### [TASK DESCRIPTION]
Print the listing in its entirety and exactly, leaving out images.
─── EXERCISE INPUTS
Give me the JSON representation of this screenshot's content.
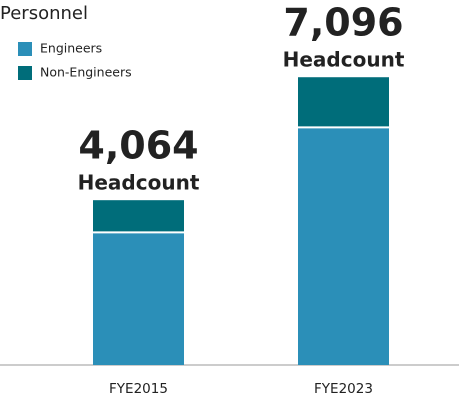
{
  "chart_data": {
    "type": "stacked_bar",
    "title": "Personnel",
    "categories": [
      "FYE2015",
      "FYE2023"
    ],
    "series": [
      {
        "name": "Engineers",
        "color": "#2b8fb8",
        "values": [
          3270,
          5860
        ]
      },
      {
        "name": "Non-Engineers",
        "color": "#006d7a",
        "values": [
          794,
          1236
        ]
      }
    ],
    "total_labels": [
      "4,064",
      "7,096"
    ],
    "total_caption": "Headcount",
    "ylim": [
      0,
      9000
    ]
  }
}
──────
### [EXERCISE OUTPUT]
Give me the JSON representation of this screenshot's content.
{
  "chart_data": {
    "type": "stacked_bar",
    "title": "Personnel",
    "categories": [
      "FYE2015",
      "FYE2023"
    ],
    "series": [
      {
        "name": "Engineers",
        "color": "#2b8fb8",
        "values": [
          3270,
          5860
        ]
      },
      {
        "name": "Non-Engineers",
        "color": "#006d7a",
        "values": [
          794,
          1236
        ]
      }
    ],
    "total_labels": [
      "4,064",
      "7,096"
    ],
    "total_caption": "Headcount",
    "ylim": [
      0,
      9000
    ]
  }
}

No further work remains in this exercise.